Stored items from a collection
⟨

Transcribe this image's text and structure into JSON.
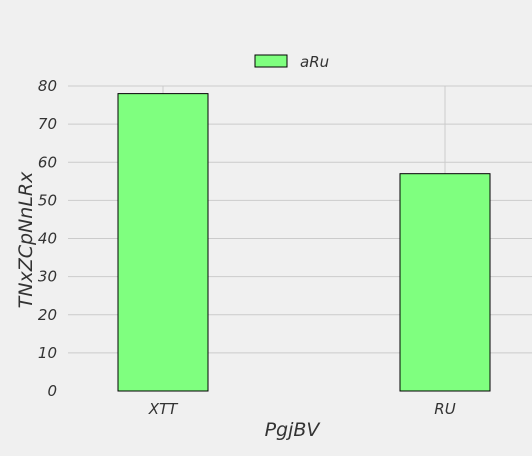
{
  "chart_data": {
    "type": "bar",
    "categories": [
      "XTT",
      "RU"
    ],
    "series": [
      {
        "name": "aRu",
        "values": [
          78,
          57
        ]
      }
    ],
    "xlabel": "PgjBV",
    "ylabel": "TNxZCpNnLRx",
    "ylim": [
      0,
      80
    ],
    "yticks": [
      0,
      10,
      20,
      30,
      40,
      50,
      60,
      70,
      80
    ],
    "grid": true,
    "legend": "top-center",
    "colors": {
      "bar_fill": "#7fff7f",
      "bar_stroke": "#000000",
      "grid": "#cbcbcb",
      "background": "#f0f0f0"
    }
  }
}
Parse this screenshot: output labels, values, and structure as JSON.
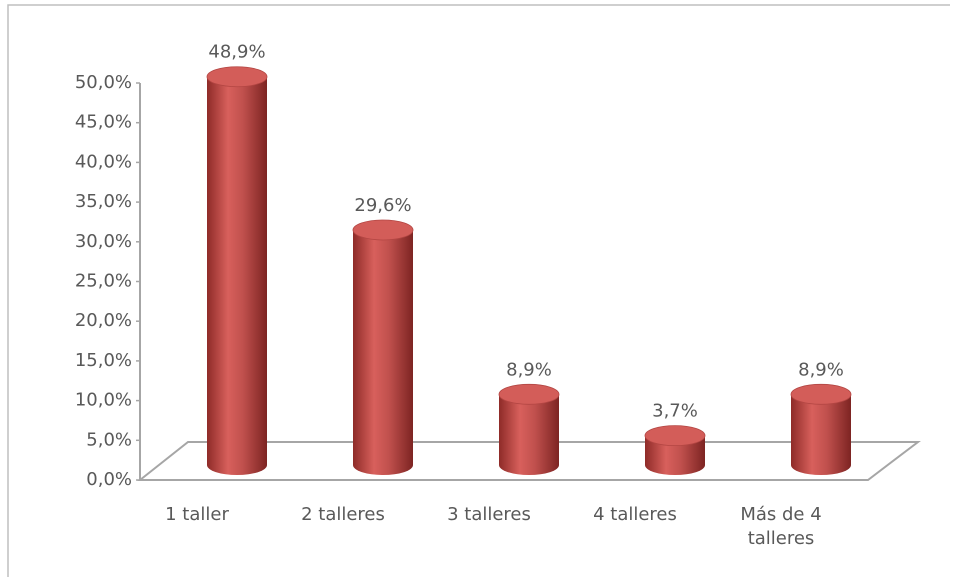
{
  "chart_data": {
    "type": "bar",
    "categories": [
      "1 taller",
      "2 talleres",
      "3 talleres",
      "4 talleres",
      "Más de 4 talleres"
    ],
    "values": [
      48.9,
      29.6,
      8.9,
      3.7,
      8.9
    ],
    "value_labels": [
      "48,9%",
      "29,6%",
      "8,9%",
      "3,7%",
      "8,9%"
    ],
    "color": "#c0504d",
    "ylim": [
      0,
      50
    ],
    "yticks": [
      {
        "value": 0,
        "label": "0,0%"
      },
      {
        "value": 5,
        "label": "5,0%"
      },
      {
        "value": 10,
        "label": "10,0%"
      },
      {
        "value": 15,
        "label": "15,0%"
      },
      {
        "value": 20,
        "label": "20,0%"
      },
      {
        "value": 25,
        "label": "25,0%"
      },
      {
        "value": 30,
        "label": "30,0%"
      },
      {
        "value": 35,
        "label": "35,0%"
      },
      {
        "value": 40,
        "label": "40,0%"
      },
      {
        "value": 45,
        "label": "45,0%"
      },
      {
        "value": 50,
        "label": "50,0%"
      }
    ],
    "grid": false
  }
}
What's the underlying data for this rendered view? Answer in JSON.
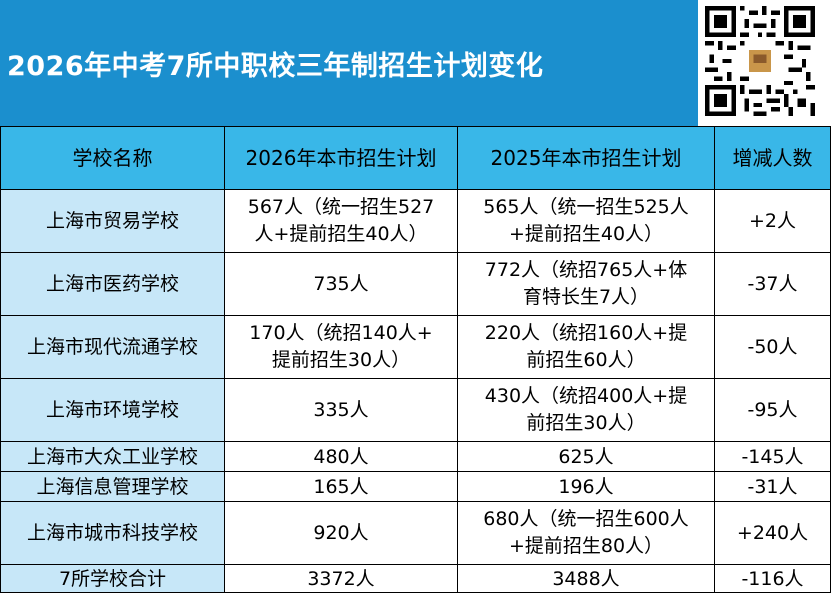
{
  "header": {
    "title": "2026年中考7所中职校三年制招生计划变化",
    "qr_icon": "qr-code-icon"
  },
  "colors": {
    "banner": "#1b8fce",
    "header_row": "#39b7e8",
    "name_column": "#c7e7f8"
  },
  "table": {
    "columns": [
      "学校名称",
      "2026年本市招生计划",
      "2025年本市招生计划",
      "增减人数"
    ],
    "rows": [
      {
        "school": "上海市贸易学校",
        "plan2026_1": "567人（统一招生527",
        "plan2026_2": "人+提前招生40人）",
        "plan2025_1": "565人（统一招生525人",
        "plan2025_2": "+提前招生40人）",
        "change": "+2人"
      },
      {
        "school": "上海市医药学校",
        "plan2026_1": "735人",
        "plan2026_2": "",
        "plan2025_1": "772人（统招765人+体",
        "plan2025_2": "育特长生7人）",
        "change": "-37人"
      },
      {
        "school": "上海市现代流通学校",
        "plan2026_1": "170人（统招140人+",
        "plan2026_2": "提前招生30人）",
        "plan2025_1": "220人（统招160人+提",
        "plan2025_2": "前招生60人）",
        "change": "-50人"
      },
      {
        "school": "上海市环境学校",
        "plan2026_1": "335人",
        "plan2026_2": "",
        "plan2025_1": "430人（统招400人+提",
        "plan2025_2": "前招生30人）",
        "change": "-95人"
      },
      {
        "school": "上海市大众工业学校",
        "plan2026_1": "480人",
        "plan2026_2": "",
        "plan2025_1": "625人",
        "plan2025_2": "",
        "change": "-145人"
      },
      {
        "school": "上海信息管理学校",
        "plan2026_1": "165人",
        "plan2026_2": "",
        "plan2025_1": "196人",
        "plan2025_2": "",
        "change": "-31人"
      },
      {
        "school": "上海市城市科技学校",
        "plan2026_1": "920人",
        "plan2026_2": "",
        "plan2025_1": "680人（统一招生600人",
        "plan2025_2": "+提前招生80人）",
        "change": "+240人"
      },
      {
        "school": "7所学校合计",
        "plan2026_1": "3372人",
        "plan2026_2": "",
        "plan2025_1": "3488人",
        "plan2025_2": "",
        "change": "-116人"
      }
    ]
  }
}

⟩

Required task
From the entries, report each line that includes the word "change".

Result
        "change": "+2人"
        "change": "-37人"
        "change": "-50人"
        "change": "-95人"
        "change": "-145人"
        "change": "-31人"
        "change": "+240人"
        "change": "-116人"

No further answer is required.